(Saved entries)
▽

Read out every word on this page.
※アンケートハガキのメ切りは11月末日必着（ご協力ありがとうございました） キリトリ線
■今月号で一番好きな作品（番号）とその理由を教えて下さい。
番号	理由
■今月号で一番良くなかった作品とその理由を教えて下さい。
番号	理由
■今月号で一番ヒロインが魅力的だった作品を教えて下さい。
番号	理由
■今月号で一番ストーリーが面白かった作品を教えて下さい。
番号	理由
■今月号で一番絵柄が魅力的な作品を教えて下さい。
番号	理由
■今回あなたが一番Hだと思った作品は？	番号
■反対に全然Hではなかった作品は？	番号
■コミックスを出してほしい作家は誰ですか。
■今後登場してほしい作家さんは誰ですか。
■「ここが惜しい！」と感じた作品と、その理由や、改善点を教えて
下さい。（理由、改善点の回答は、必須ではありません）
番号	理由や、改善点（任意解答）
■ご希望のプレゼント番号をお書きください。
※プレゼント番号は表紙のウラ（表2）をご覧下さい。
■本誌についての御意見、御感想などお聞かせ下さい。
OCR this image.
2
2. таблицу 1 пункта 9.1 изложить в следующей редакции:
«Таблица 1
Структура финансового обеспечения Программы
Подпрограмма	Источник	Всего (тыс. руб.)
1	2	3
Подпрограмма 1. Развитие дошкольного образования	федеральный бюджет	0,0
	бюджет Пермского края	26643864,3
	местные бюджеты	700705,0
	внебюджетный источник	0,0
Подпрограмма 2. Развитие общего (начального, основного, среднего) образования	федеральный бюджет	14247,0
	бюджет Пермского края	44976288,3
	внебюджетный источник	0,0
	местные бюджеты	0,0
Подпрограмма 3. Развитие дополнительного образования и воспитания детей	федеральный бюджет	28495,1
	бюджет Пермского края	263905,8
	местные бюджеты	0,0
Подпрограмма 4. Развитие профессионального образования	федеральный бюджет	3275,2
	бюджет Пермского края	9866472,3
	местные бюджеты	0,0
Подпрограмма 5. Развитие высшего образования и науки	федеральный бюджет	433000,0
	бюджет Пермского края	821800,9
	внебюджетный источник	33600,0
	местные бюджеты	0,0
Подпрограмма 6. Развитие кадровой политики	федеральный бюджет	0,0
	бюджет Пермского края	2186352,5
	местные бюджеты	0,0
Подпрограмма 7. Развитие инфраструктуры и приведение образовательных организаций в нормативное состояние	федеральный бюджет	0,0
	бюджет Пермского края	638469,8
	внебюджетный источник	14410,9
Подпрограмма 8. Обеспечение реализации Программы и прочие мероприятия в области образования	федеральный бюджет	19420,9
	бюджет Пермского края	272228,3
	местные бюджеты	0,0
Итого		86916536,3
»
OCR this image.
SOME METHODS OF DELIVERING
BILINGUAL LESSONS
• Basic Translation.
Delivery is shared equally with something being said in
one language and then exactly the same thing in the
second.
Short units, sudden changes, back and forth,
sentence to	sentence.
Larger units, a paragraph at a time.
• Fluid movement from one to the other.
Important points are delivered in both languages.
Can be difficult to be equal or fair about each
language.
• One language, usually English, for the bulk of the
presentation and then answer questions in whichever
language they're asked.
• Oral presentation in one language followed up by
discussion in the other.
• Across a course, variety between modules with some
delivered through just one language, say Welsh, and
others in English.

△

TASK TO COMPLETE>
In the entries above, how many lines contain the word "English"? Answer with the number only.

EXERCISE RESULT>
2